## Begin Data for processing

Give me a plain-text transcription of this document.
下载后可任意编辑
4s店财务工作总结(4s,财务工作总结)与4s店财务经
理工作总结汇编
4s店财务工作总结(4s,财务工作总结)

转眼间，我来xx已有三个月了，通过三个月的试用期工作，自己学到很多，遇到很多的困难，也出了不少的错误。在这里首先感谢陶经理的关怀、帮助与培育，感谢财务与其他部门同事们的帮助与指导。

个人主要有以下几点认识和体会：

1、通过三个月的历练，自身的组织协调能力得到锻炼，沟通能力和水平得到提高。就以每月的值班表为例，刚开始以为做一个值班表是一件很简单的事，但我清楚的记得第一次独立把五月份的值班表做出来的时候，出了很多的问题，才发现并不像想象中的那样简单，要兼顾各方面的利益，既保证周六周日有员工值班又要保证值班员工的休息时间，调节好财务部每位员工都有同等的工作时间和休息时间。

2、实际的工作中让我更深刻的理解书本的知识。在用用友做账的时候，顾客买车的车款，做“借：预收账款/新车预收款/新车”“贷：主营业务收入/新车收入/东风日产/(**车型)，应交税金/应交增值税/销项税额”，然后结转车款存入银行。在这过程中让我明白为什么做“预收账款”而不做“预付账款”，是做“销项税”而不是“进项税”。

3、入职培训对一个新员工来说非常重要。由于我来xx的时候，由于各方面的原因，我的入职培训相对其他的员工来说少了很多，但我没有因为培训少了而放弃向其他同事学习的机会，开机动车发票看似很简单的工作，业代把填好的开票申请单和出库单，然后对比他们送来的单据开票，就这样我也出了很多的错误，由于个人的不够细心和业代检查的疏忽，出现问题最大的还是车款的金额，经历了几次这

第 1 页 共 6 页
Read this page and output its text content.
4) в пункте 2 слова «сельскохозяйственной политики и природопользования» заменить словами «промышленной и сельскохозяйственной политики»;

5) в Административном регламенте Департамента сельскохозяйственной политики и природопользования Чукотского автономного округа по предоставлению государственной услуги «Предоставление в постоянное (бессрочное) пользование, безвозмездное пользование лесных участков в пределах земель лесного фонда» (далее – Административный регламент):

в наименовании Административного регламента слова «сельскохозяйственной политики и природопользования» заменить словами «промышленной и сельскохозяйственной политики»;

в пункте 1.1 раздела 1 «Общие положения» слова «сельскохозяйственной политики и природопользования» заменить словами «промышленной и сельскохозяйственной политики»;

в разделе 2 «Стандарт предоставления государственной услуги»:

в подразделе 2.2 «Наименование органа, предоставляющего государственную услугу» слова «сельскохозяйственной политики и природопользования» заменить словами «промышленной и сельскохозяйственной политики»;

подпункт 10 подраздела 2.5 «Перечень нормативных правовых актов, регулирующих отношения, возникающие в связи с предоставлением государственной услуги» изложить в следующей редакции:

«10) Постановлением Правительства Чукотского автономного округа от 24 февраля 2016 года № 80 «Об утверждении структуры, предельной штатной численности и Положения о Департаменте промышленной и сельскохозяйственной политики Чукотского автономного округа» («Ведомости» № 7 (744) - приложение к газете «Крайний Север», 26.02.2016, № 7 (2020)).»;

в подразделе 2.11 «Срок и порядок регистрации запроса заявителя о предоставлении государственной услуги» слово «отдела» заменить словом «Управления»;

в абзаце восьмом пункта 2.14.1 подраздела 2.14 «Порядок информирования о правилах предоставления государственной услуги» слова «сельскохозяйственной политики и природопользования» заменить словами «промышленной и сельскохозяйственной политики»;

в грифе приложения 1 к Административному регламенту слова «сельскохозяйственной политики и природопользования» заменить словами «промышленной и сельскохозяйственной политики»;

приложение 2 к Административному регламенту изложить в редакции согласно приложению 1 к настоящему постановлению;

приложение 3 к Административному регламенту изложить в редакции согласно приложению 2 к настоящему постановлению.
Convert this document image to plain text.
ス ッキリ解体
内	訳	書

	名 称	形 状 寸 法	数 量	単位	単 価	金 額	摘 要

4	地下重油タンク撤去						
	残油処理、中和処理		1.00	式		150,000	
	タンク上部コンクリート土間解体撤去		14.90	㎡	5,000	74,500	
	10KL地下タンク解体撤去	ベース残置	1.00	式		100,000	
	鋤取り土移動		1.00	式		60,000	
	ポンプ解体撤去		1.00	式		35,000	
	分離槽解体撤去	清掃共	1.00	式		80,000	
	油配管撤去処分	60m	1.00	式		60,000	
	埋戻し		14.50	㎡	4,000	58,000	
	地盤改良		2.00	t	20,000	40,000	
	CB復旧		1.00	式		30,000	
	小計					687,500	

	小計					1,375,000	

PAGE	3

## End Data for processing

### Written task
Transcribe all lines as written.

### Exercise response
Give me a plain-text transcription of this document.
下载后可任意编辑
4s店财务工作总结(4s,财务工作总结)与4s店财务经
理工作总结汇编
4s店财务工作总结(4s,财务工作总结)

转眼间，我来xx已有三个月了，通过三个月的试用期工作，自己学到很多，遇到很多的困难，也出了不少的错误。在这里首先感谢陶经理的关怀、帮助与培育，感谢财务与其他部门同事们的帮助与指导。

个人主要有以下几点认识和体会：

1、通过三个月的历练，自身的组织协调能力得到锻炼，沟通能力和水平得到提高。就以每月的值班表为例，刚开始以为做一个值班表是一件很简单的事，但我清楚的记得第一次独立把五月份的值班表做出来的时候，出了很多的问题，才发现并不像想象中的那样简单，要兼顾各方面的利益，既保证周六周日有员工值班又要保证值班员工的休息时间，调节好财务部每位员工都有同等的工作时间和休息时间。

2、实际的工作中让我更深刻的理解书本的知识。在用用友做账的时候，顾客买车的车款，做“借：预收账款/新车预收款/新车”“贷：主营业务收入/新车收入/东风日产/(**车型)，应交税金/应交增值税/销项税额”，然后结转车款存入银行。在这过程中让我明白为什么做“预收账款”而不做“预付账款”，是做“销项税”而不是“进项税”。

3、入职培训对一个新员工来说非常重要。由于我来xx的时候，由于各方面的原因，我的入职培训相对其他的员工来说少了很多，但我没有因为培训少了而放弃向其他同事学习的机会，开机动车发票看似很简单的工作，业代把填好的开票申请单和出库单，然后对比他们送来的单据开票，就这样我也出了很多的错误，由于个人的不够细心和业代检查的疏忽，出现问题最大的还是车款的金额，经历了几次这

第 1 页 共 6 页
Read this page and output its text content.
4) в пункте 2 слова «сельскохозяйственной политики и природопользования» заменить словами «промышленной и сельскохозяйственной политики»;

5) в Административном регламенте Департамента сельскохозяйственной политики и природопользования Чукотского автономного округа по предоставлению государственной услуги «Предоставление в постоянное (бессрочное) пользование, безвозмездное пользование лесных участков в пределах земель лесного фонда» (далее – Административный регламент):

в наименовании Административного регламента слова «сельскохозяйственной политики и природопользования» заменить словами «промышленной и сельскохозяйственной политики»;

в пункте 1.1 раздела 1 «Общие положения» слова «сельскохозяйственной политики и природопользования» заменить словами «промышленной и сельскохозяйственной политики»;

в разделе 2 «Стандарт предоставления государственной услуги»:

в подразделе 2.2 «Наименование органа, предоставляющего государственную услугу» слова «сельскохозяйственной политики и природопользования» заменить словами «промышленной и сельскохозяйственной политики»;

подпункт 10 подраздела 2.5 «Перечень нормативных правовых актов, регулирующих отношения, возникающие в связи с предоставлением государственной услуги» изложить в следующей редакции:

«10) Постановлением Правительства Чукотского автономного округа от 24 февраля 2016 года № 80 «Об утверждении структуры, предельной штатной численности и Положения о Департаменте промышленной и сельскохозяйственной политики Чукотского автономного округа» («Ведомости» № 7 (744) - приложение к газете «Крайний Север», 26.02.2016, № 7 (2020)).»;

в подразделе 2.11 «Срок и порядок регистрации запроса заявителя о предоставлении государственной услуги» слово «отдела» заменить словом «Управления»;

в абзаце восьмом пункта 2.14.1 подраздела 2.14 «Порядок информирования о правилах предоставления государственной услуги» слова «сельскохозяйственной политики и природопользования» заменить словами «промышленной и сельскохозяйственной политики»;

в грифе приложения 1 к Административному регламенту слова «сельскохозяйственной политики и природопользования» заменить словами «промышленной и сельскохозяйственной политики»;

приложение 2 к Административному регламенту изложить в редакции согласно приложению 1 к настоящему постановлению;

приложение 3 к Административному регламенту изложить в редакции согласно приложению 2 к настоящему постановлению.
Convert this document image to plain text.
ス ッキリ解体
内	訳	書

	名 称	形 状 寸 法	数 量	単位	単 価	金 額	摘 要

4	地下重油タンク撤去						
	残油処理、中和処理		1.00	式		150,000	
	タンク上部コンクリート土間解体撤去		14.90	㎡	5,000	74,500	
	10KL地下タンク解体撤去	ベース残置	1.00	式		100,000	
	鋤取り土移動		1.00	式		60,000	
	ポンプ解体撤去		1.00	式		35,000	
	分離槽解体撤去	清掃共	1.00	式		80,000	
	油配管撤去処分	60m	1.00	式		60,000	
	埋戻し		14.50	㎡	4,000	58,000	
	地盤改良		2.00	t	20,000	40,000	
	CB復旧		1.00	式		30,000	
	小計					687,500	

	小計					1,375,000	

PAGE	3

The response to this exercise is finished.